- _SOURCE_:
____
Something that probably will be useful in deciding what Freeciv 2.0 might
look like. But the issues with C++ and migration from C for whatever partial
rationales is also something that deserves consideration given the newer O-O
languages and their performance relative to the older ones with their
associated problems.

Hopefully the mandate for Freeciv developers is sill to develop gaming
code and not engage in Computer science projects like overhauling code to
satisfy C/C++ religious mantras. The time for overhaul is at major version
startup, with appropriate considerations of how things will be stabilized
over the next release cycle - not by backdoor efforts to subvert release 
rules after they have been laid down.

Cheers,
RossW
=====

Java vs C++ "Shootout" Revisited
by Jeremy Geelan

(June 17, 2004) - "I was sick of hearing people say Java was slow," says 
Keith Lea, "so I took the benchmark code for C++ and Java from the now 
outdated Great Computer Language Shootout (Fall 2001) and ran the tests 
myself." Lea's results three years on? Java, he finds, is significantly 
faster than optimized C++ in many cases. Lea used G++ (GCC) 3.3.1 20030930 
(with glibc 2.3.2-98) for the C++, with the -O2 flag (for both i386 and 
i686). He compiled the Java code normally with the Sun Java 1.4.2_01 
compiler, and ran it with the Sun 1.4.2_01 JVM. He ran the tests on Red Hat 
Linux 9 / Fedora Test1 with the 2.4.20-20.9 kernel on a T30 laptop. The 
laptop "has a Pentium 4 mobile chip, 512MB of memory, a sort of slow disk,"
____
- _DATA EXCERPT_:
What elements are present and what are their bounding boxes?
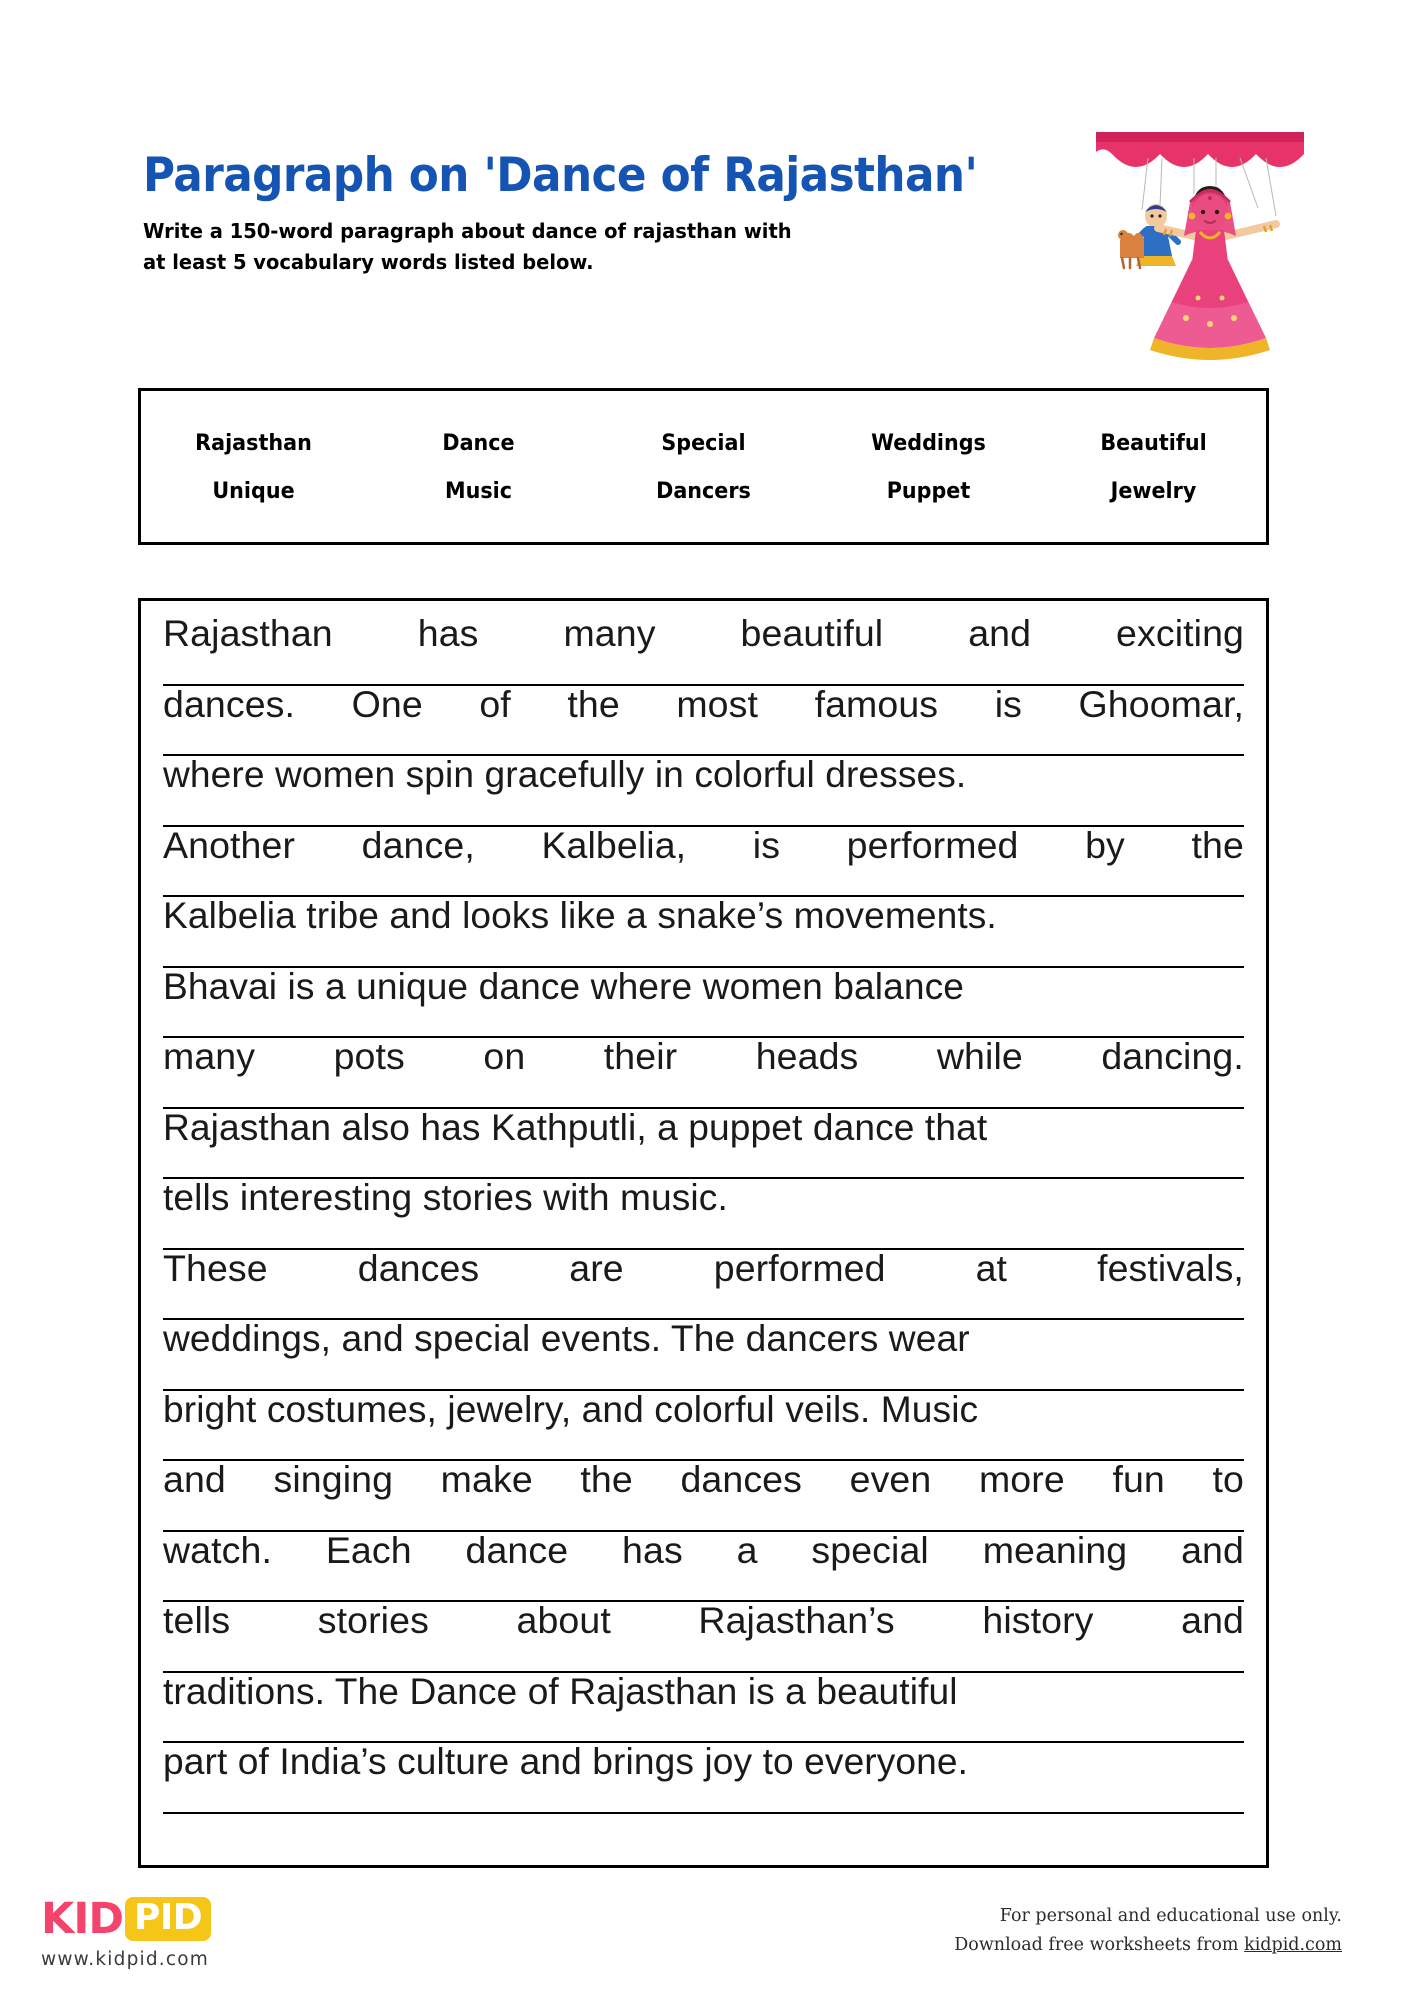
____
- _EXERCISES_:
[1] Write out the part of the Freeciv post that opens with the words containing "Something that probably" and closes with "been laid down.".
[2] Answer these from the Freeciv post:
(a) According to the writer, when is the time for an overhaul?
(b) What flag did Lea use when compiling the C++ code?
(c) How much memory did the laptop used for the tests have?
The listing has nothing to do with the Freeciv post.

- _RESULTS OF THE EXERCISE_:
[1]
Something that probably will be useful in deciding what Freeciv 2.0 might
look like. But the issues with C++ and migration from C for whatever partial
rationales is also something that deserves consideration given the newer O-O
languages and their performance relative to the older ones with their
associated problems.

Hopefully the mandate for Freeciv developers is sill to develop gaming
code and not engage in Computer science projects like overhauling code to
satisfy C/C++ religious mantras. The time for overhaul is at major version
startup, with appropriate considerations of how things will be stabilized
over the next release cycle - not by backdoor efforts to subvert release 
rules after they have been laid down.

[2]
(a) At major version startup
(b) -O2
(c) 512MB